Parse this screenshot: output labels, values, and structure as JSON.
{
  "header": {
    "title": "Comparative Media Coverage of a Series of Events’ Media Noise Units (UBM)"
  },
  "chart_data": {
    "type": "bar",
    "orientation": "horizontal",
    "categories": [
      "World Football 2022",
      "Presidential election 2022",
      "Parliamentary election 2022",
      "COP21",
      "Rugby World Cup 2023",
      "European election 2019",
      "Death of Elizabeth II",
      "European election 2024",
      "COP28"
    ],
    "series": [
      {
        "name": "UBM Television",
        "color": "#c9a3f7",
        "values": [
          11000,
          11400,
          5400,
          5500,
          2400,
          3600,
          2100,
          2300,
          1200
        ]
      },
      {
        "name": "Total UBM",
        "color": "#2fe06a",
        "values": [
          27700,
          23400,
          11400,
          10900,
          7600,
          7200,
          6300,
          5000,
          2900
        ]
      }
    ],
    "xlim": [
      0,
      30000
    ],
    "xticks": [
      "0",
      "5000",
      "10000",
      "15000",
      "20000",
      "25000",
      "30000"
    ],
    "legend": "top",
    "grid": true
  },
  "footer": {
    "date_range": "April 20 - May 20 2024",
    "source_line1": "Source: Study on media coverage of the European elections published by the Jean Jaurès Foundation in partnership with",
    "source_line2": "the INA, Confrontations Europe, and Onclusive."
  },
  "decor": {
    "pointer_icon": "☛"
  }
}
• • • •
-- PROBLEM STATEMENT --
Output each record exactly, leaving nothing out.

-- PROBLEM SOLUTION --
Parse this screenshot: output labels, values, and structure as JSON.
{
  "header": {
    "title": "Comparative Media Coverage of a Series of Events’ Media Noise Units (UBM)"
  },
  "chart_data": {
    "type": "bar",
    "orientation": "horizontal",
    "categories": [
      "World Football 2022",
      "Presidential election 2022",
      "Parliamentary election 2022",
      "COP21",
      "Rugby World Cup 2023",
      "European election 2019",
      "Death of Elizabeth II",
      "European election 2024",
      "COP28"
    ],
    "series": [
      {
        "name": "UBM Television",
        "color": "#c9a3f7",
        "values": [
          11000,
          11400,
          5400,
          5500,
          2400,
          3600,
          2100,
          2300,
          1200
        ]
      },
      {
        "name": "Total UBM",
        "color": "#2fe06a",
        "values": [
          27700,
          23400,
          11400,
          10900,
          7600,
          7200,
          6300,
          5000,
          2900
        ]
      }
    ],
    "xlim": [
      0,
      30000
    ],
    "xticks": [
      "0",
      "5000",
      "10000",
      "15000",
      "20000",
      "25000",
      "30000"
    ],
    "legend": "top",
    "grid": true
  },
  "footer": {
    "date_range": "April 20 - May 20 2024",
    "source_line1": "Source: Study on media coverage of the European elections published by the Jean Jaurès Foundation in partnership with",
    "source_line2": "the INA, Confrontations Europe, and Onclusive."
  },
  "decor": {
    "pointer_icon": "☛"
  }
}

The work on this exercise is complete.